» **Objective**:
Find the string "started" in the entries and copy each line that has it.

Records contained in a dataset:
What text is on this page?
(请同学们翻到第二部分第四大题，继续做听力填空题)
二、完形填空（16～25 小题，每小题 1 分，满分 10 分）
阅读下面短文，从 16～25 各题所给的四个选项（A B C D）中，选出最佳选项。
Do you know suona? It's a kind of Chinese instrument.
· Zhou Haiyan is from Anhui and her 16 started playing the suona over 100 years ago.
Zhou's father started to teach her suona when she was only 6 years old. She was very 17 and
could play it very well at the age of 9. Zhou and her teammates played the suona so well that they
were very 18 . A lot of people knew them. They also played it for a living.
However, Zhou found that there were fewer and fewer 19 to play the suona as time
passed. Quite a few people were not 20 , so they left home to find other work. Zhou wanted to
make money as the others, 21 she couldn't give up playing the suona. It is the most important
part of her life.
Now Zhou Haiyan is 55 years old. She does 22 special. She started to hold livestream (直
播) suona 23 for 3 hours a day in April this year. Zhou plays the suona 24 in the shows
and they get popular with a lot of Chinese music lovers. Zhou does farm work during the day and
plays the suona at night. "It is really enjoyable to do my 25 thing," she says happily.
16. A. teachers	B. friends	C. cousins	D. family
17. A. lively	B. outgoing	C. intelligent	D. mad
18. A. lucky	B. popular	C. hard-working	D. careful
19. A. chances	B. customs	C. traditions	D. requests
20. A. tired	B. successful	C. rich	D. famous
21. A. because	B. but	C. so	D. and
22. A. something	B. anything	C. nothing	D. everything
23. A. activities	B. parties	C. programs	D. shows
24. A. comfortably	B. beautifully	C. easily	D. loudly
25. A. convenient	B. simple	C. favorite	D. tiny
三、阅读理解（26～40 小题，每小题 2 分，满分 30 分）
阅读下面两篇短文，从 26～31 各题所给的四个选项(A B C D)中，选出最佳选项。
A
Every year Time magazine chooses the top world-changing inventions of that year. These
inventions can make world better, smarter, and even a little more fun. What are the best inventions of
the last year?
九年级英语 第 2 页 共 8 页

» **Completed task**:
· Zhou Haiyan is from Anhui and her 16 started playing the suona over 100 years ago.
Zhou's father started to teach her suona when she was only 6 years old. She was very 17 and
Now Zhou Haiyan is 55 years old. She does 22 special. She started to hold livestream (直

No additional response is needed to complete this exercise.